Begin
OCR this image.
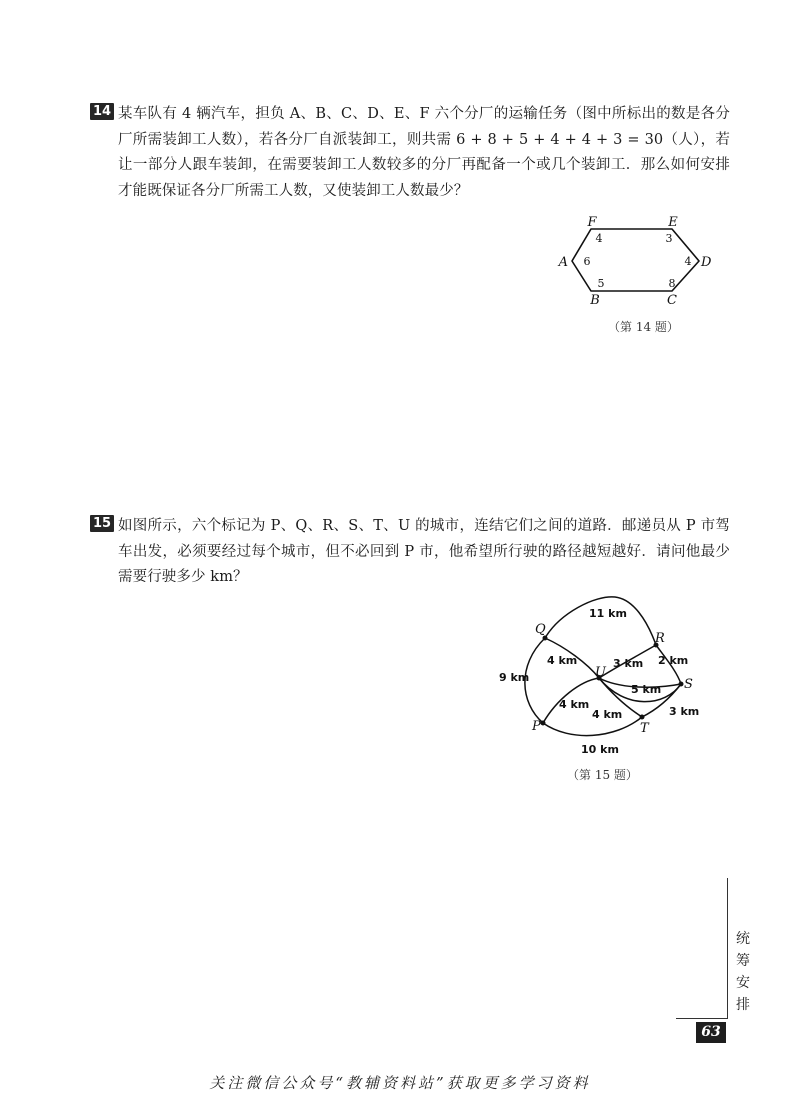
14 某车队有 4 辆汽车，担负 A、B、C、D、E、F 六个分厂的运输任务（图中所标出的数是各分厂所需装卸工人数），若各分厂自派装卸工，则共需 6 + 8 + 5 + 4 + 4 + 3 = 30（人），若让一部分人跟车装卸，在需要装卸工人数较多的分厂再配备一个或几个装卸工．那么如何安排才能既保证各分厂所需工人数，又使装卸工人数最少？

F	E
A	D
B	C
4	3
6	4
5	8
（第 14 题）
15 如图所示，六个标记为 P、Q、R、S、T、U 的城市，连结它们之间的道路．邮递员从 P 市驾车出发，必须要经过每个城市，但不必回到 P 市，他希望所行驶的路径越短越好．请问他最少需要行驶多少 km？

Q
R
U
S
P	T
11 km
4 km
9 km
3 km 2 km
5 km
4 km
4 km	3 km
10 km
（第 15 题）
统
筹
安
排
63
关注微信公众号“教辅资料站”获取更多学习资料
End
● **Written problem**
Print all of the entries word for word. Skip any images they contain.

● **Exercise output**
OCR this image.
14 某车队有 4 辆汽车，担负 A、B、C、D、E、F 六个分厂的运输任务（图中所标出的数是各分厂所需装卸工人数），若各分厂自派装卸工，则共需 6 + 8 + 5 + 4 + 4 + 3 = 30（人），若让一部分人跟车装卸，在需要装卸工人数较多的分厂再配备一个或几个装卸工．那么如何安排才能既保证各分厂所需工人数，又使装卸工人数最少？

F	E
A	D
B	C
4	3
6	4
5	8
（第 14 题）
15 如图所示，六个标记为 P、Q、R、S、T、U 的城市，连结它们之间的道路．邮递员从 P 市驾车出发，必须要经过每个城市，但不必回到 P 市，他希望所行驶的路径越短越好．请问他最少需要行驶多少 km？

Q
R
U
S
P	T
11 km
4 km
9 km
3 km 2 km
5 km
4 km
4 km	3 km
10 km
（第 15 题）
统
筹
安
排
63
关注微信公众号“教辅资料站”获取更多学习资料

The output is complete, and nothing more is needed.